> _What you have to do_:
Select all lines holding the word "with" from the entries that follow.

((

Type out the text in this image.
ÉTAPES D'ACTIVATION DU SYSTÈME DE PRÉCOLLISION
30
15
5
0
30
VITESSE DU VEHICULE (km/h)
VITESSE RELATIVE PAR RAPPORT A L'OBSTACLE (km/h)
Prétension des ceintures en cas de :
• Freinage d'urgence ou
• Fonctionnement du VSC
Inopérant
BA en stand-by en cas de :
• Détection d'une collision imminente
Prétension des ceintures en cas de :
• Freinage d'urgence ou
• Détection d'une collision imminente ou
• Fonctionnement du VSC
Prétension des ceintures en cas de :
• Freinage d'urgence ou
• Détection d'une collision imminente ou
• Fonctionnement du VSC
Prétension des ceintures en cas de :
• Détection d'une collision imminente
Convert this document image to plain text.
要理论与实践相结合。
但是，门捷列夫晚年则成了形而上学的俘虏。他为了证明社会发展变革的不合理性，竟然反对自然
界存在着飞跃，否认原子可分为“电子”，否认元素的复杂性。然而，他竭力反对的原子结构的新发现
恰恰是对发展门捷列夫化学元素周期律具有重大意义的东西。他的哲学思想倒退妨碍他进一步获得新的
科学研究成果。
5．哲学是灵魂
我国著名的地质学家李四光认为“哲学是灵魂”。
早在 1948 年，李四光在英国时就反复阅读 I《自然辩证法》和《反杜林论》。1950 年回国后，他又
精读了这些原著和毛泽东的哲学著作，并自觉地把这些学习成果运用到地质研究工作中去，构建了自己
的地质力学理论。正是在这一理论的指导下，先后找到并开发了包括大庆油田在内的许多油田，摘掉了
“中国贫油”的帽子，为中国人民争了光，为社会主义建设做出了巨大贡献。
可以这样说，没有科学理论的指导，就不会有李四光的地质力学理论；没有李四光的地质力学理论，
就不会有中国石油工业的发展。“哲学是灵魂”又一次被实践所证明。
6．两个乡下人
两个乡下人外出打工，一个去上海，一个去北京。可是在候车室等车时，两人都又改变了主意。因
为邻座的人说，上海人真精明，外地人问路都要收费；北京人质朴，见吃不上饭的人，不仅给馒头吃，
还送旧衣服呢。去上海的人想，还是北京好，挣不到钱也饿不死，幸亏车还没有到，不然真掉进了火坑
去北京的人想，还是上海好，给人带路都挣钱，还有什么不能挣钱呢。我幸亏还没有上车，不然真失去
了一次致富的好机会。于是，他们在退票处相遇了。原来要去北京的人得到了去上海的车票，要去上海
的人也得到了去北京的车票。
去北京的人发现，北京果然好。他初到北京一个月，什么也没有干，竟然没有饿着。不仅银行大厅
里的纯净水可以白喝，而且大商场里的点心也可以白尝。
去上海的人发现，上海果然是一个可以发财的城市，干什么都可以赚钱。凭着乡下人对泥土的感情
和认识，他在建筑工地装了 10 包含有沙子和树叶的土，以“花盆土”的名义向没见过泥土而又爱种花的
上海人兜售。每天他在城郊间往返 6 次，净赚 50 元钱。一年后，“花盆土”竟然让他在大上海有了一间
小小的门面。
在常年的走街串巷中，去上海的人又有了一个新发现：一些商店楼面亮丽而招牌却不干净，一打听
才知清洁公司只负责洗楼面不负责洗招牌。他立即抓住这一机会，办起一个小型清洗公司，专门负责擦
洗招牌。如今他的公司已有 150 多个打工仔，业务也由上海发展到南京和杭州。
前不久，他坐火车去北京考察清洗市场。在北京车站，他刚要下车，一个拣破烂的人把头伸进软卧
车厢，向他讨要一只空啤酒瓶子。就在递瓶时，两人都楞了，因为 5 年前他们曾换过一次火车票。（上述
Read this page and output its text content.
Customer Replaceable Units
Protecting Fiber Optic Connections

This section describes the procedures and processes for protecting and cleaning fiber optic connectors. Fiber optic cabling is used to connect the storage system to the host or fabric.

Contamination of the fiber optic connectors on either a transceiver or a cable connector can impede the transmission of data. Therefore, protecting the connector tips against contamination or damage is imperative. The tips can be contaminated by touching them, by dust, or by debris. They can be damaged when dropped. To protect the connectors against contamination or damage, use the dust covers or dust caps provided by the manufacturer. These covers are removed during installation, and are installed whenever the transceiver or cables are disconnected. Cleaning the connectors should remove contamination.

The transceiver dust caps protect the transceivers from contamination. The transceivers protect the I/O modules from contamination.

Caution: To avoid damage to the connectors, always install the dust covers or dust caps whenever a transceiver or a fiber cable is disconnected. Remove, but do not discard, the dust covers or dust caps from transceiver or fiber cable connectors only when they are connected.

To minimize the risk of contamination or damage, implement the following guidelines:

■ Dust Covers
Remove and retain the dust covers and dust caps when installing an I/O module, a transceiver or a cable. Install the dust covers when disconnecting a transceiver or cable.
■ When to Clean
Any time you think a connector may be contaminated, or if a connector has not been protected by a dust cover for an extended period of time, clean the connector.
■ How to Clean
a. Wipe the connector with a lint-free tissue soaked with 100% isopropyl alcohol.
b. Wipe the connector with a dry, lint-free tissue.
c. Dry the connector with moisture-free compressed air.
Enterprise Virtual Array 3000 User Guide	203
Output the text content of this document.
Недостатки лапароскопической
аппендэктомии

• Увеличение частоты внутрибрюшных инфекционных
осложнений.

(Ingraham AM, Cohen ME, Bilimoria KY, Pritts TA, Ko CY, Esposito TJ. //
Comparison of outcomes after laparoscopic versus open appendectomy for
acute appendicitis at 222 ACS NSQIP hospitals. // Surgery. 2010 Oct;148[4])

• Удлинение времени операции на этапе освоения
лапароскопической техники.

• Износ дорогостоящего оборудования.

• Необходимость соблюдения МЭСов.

))

> _Full solution_:
a. Wipe the connector with a lint-free tissue soaked with 100% isopropyl alcohol.
b. Wipe the connector with a dry, lint-free tissue.
c. Dry the connector with moisture-free compressed air.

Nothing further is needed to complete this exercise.